• GIVEN TASK: Pull every line containing the word "text" from the records.

• INPUT MATERIAL:
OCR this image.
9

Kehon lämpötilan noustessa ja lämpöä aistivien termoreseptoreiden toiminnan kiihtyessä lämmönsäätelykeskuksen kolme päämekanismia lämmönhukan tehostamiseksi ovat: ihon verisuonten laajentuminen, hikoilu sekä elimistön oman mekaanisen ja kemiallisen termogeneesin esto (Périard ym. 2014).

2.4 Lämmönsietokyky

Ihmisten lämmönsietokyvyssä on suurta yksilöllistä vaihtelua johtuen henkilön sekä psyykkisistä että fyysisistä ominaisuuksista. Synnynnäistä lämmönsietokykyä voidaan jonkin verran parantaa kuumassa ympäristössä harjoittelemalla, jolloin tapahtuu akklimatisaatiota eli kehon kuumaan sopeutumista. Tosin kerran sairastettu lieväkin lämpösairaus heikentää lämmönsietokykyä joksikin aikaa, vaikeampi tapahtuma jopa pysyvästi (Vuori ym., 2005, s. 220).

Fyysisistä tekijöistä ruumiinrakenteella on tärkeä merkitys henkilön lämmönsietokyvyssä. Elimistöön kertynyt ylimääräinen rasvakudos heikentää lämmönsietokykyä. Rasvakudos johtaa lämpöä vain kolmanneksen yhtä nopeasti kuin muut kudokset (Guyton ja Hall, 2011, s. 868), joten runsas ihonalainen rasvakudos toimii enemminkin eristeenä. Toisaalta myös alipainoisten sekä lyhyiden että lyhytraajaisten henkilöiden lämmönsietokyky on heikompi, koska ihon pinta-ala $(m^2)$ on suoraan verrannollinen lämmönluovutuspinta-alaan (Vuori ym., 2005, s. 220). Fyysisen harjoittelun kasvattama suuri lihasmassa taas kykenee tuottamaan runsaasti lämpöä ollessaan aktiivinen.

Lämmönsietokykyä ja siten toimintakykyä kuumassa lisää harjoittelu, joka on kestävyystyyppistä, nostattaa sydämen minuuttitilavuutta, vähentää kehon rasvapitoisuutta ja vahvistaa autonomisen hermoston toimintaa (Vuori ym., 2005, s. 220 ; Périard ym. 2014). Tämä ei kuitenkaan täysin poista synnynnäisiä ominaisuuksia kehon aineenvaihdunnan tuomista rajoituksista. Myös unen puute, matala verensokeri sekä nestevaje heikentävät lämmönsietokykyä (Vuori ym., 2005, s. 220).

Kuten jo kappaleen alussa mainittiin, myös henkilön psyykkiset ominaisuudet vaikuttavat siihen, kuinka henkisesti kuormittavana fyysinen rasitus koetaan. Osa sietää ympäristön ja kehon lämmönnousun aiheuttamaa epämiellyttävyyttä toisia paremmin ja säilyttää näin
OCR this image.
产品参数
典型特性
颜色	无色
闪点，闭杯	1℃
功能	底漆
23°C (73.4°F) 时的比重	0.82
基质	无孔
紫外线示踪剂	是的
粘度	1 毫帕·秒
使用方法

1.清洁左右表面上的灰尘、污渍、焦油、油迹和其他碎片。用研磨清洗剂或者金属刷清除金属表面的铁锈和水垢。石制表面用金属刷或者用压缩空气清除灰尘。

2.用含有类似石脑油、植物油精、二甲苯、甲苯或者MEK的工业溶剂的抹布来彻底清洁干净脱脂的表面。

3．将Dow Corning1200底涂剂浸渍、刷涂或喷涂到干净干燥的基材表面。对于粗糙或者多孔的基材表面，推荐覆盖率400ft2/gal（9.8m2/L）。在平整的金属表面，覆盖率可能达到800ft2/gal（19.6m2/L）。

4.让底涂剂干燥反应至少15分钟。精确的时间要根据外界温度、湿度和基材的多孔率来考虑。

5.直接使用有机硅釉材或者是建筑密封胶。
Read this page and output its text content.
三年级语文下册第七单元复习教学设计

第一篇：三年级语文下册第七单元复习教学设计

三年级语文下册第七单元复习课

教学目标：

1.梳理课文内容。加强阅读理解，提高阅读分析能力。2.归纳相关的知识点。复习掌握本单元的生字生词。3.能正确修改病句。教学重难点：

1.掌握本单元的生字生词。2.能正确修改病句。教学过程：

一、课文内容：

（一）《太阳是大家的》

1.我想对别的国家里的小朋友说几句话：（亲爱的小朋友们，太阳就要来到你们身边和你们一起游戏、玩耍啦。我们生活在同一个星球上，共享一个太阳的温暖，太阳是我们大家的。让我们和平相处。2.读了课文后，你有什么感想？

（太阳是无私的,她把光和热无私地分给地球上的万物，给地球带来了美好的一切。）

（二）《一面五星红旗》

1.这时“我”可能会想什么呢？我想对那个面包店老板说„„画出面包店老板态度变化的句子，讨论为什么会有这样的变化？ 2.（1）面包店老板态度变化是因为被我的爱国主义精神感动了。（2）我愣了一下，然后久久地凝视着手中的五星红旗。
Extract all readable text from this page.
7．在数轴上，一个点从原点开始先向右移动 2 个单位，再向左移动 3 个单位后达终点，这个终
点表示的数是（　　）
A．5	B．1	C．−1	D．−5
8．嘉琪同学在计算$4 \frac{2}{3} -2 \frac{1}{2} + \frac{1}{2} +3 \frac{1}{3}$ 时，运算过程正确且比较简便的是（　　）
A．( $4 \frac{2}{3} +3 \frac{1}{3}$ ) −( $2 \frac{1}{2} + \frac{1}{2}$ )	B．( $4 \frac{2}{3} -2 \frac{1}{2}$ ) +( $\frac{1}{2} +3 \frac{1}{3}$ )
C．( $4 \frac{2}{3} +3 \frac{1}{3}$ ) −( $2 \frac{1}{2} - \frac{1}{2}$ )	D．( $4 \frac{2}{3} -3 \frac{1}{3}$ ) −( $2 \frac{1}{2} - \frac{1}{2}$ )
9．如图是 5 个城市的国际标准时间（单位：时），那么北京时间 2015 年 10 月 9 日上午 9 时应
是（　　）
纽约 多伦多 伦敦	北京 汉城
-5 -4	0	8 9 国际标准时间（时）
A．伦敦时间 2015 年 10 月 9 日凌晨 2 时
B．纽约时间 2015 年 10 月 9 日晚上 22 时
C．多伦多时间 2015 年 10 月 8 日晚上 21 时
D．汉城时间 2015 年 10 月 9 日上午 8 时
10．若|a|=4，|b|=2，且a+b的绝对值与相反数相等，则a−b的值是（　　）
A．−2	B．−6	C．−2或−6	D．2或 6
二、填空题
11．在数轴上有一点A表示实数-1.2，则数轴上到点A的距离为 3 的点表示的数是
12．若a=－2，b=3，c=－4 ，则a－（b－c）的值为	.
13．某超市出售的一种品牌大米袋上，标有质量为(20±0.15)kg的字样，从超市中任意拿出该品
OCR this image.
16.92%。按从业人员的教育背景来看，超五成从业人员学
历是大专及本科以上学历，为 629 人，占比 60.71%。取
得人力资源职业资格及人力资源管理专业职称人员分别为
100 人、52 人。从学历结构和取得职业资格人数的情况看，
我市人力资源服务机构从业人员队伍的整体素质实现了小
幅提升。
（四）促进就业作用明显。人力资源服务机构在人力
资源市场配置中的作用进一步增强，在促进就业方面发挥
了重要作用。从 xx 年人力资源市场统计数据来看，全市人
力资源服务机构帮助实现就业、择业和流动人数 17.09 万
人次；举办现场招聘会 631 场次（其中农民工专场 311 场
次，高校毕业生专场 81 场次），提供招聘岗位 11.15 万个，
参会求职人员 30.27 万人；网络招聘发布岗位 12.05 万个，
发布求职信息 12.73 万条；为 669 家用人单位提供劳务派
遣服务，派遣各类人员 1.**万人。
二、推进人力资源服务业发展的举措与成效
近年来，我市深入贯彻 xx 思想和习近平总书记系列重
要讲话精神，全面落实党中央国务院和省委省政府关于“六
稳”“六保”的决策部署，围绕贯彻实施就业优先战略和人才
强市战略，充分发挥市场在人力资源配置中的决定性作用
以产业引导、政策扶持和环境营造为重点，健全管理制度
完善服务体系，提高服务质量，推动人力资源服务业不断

• RESPONSE TO THIS TASK:
Read this page and output its text content.
Extract all readable text from this page.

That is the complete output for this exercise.